*Goal*.
Print all the entries verbatim.

*Entries shown*.

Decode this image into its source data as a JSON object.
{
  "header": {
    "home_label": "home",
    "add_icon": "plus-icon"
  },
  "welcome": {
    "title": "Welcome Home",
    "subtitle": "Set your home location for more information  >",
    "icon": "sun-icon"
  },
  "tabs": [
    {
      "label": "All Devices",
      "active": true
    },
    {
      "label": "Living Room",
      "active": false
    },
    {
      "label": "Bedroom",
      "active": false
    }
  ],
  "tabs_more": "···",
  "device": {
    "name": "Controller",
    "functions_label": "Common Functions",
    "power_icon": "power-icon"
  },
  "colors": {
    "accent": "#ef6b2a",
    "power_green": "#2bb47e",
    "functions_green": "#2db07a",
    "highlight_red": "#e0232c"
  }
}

*Solution*.
Decode this image into its source data as a JSON object.
{
  "header": {
    "home_label": "home",
    "add_icon": "plus-icon"
  },
  "welcome": {
    "title": "Welcome Home",
    "subtitle": "Set your home location for more information  >",
    "icon": "sun-icon"
  },
  "tabs": [
    {
      "label": "All Devices",
      "active": true
    },
    {
      "label": "Living Room",
      "active": false
    },
    {
      "label": "Bedroom",
      "active": false
    }
  ],
  "tabs_more": "···",
  "device": {
    "name": "Controller",
    "functions_label": "Common Functions",
    "power_icon": "power-icon"
  },
  "colors": {
    "accent": "#ef6b2a",
    "power_green": "#2bb47e",
    "functions_green": "#2db07a",
    "highlight_red": "#e0232c"
  }
}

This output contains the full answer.